**GOAL:** Sort through the data and copy the lines holding the word "JSON".

══ PROVIDED DATA

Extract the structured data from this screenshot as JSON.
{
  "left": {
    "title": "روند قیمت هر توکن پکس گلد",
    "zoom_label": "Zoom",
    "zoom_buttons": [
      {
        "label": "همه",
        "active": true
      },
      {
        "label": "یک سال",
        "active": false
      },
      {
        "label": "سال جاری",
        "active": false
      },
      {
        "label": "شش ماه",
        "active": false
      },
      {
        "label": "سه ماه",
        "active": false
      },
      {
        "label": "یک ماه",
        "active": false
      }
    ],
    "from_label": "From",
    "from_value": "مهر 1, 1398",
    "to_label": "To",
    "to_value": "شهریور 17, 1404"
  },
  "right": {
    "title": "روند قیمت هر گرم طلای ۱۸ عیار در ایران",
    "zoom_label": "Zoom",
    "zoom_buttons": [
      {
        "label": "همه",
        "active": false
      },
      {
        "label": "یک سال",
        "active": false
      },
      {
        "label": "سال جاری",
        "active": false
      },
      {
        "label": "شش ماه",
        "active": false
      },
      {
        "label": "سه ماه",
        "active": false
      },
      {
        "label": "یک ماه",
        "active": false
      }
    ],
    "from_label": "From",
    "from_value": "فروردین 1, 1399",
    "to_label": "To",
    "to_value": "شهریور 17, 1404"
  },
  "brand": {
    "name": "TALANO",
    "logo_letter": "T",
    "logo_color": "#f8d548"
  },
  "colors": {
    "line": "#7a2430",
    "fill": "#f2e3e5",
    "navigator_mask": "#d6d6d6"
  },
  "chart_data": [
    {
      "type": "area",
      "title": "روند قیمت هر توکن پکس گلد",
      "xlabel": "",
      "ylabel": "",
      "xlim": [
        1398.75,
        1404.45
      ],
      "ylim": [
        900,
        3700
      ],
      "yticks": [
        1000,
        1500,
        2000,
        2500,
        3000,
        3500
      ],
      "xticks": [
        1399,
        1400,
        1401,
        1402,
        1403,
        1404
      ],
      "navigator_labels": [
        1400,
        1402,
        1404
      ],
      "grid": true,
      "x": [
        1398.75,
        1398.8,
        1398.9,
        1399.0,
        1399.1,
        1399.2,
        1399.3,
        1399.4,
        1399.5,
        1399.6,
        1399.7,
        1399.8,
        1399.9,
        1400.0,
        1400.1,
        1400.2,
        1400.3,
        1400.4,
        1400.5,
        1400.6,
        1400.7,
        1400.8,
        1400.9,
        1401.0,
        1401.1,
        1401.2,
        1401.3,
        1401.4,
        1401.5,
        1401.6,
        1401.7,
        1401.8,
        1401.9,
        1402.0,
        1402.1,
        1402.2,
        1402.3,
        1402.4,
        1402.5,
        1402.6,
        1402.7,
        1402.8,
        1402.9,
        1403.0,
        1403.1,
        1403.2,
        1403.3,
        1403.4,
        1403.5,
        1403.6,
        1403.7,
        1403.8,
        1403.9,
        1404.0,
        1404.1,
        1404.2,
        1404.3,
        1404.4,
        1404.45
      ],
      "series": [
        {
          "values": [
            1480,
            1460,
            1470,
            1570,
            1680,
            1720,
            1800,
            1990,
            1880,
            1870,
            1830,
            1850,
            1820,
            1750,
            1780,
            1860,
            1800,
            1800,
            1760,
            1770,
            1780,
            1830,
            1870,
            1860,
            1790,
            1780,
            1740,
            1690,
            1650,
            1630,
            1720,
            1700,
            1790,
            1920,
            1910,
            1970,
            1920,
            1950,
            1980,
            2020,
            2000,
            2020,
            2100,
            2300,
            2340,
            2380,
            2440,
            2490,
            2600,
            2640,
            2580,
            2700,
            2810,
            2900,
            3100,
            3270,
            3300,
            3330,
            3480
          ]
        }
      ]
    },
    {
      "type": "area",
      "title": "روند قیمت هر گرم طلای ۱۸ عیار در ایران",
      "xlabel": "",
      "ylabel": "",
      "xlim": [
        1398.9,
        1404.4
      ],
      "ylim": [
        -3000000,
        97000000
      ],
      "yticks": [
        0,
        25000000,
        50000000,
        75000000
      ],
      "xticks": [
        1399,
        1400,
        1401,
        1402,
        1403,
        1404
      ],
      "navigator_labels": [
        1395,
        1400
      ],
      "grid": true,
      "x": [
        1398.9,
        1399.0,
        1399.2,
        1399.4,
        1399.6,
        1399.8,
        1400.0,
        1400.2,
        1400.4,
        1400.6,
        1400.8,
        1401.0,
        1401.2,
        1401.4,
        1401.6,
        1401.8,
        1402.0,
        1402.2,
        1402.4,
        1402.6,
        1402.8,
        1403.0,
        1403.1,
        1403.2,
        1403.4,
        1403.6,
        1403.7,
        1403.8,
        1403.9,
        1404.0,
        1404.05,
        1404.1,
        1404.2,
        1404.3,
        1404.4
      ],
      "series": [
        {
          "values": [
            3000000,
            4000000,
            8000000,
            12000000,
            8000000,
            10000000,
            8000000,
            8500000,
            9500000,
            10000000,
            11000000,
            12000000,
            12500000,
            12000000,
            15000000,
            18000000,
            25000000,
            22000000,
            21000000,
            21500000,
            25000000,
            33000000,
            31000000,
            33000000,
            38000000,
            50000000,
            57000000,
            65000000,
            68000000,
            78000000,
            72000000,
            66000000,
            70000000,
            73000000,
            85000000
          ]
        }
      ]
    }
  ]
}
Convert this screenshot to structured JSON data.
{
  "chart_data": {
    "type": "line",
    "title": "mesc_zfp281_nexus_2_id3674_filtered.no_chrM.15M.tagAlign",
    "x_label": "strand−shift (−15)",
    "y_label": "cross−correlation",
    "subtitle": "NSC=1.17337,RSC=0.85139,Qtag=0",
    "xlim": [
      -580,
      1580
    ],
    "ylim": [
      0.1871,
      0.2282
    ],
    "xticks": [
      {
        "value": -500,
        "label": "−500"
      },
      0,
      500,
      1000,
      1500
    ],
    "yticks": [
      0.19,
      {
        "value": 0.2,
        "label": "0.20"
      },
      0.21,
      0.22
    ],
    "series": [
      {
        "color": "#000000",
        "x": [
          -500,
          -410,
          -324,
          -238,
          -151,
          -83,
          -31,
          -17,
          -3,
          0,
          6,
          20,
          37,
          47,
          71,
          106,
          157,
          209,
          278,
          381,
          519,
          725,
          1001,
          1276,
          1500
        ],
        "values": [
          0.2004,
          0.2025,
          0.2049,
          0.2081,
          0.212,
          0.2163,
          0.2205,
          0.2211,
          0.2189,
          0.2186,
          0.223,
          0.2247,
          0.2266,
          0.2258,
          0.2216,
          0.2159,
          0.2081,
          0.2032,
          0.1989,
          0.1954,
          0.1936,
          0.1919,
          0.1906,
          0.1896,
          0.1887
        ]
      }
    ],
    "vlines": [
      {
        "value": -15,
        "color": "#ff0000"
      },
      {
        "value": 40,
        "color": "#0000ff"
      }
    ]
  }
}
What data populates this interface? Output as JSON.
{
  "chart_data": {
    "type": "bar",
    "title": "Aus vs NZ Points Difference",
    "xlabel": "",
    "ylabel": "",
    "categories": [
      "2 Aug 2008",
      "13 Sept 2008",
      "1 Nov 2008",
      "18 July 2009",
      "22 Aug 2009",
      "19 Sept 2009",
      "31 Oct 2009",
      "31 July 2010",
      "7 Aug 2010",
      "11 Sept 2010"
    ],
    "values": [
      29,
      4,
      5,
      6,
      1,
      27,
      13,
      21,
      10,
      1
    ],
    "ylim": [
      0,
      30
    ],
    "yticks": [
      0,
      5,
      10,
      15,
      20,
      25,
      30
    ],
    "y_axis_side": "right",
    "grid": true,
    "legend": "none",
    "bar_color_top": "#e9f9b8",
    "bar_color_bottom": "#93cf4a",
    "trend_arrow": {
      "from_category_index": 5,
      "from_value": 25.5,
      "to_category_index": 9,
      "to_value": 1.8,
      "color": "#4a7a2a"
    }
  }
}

════

**EXERCISE RESPONSE:**
Extract the structured data from this screenshot as JSON.
Convert this screenshot to structured JSON data.
What data populates this interface? Output as JSON.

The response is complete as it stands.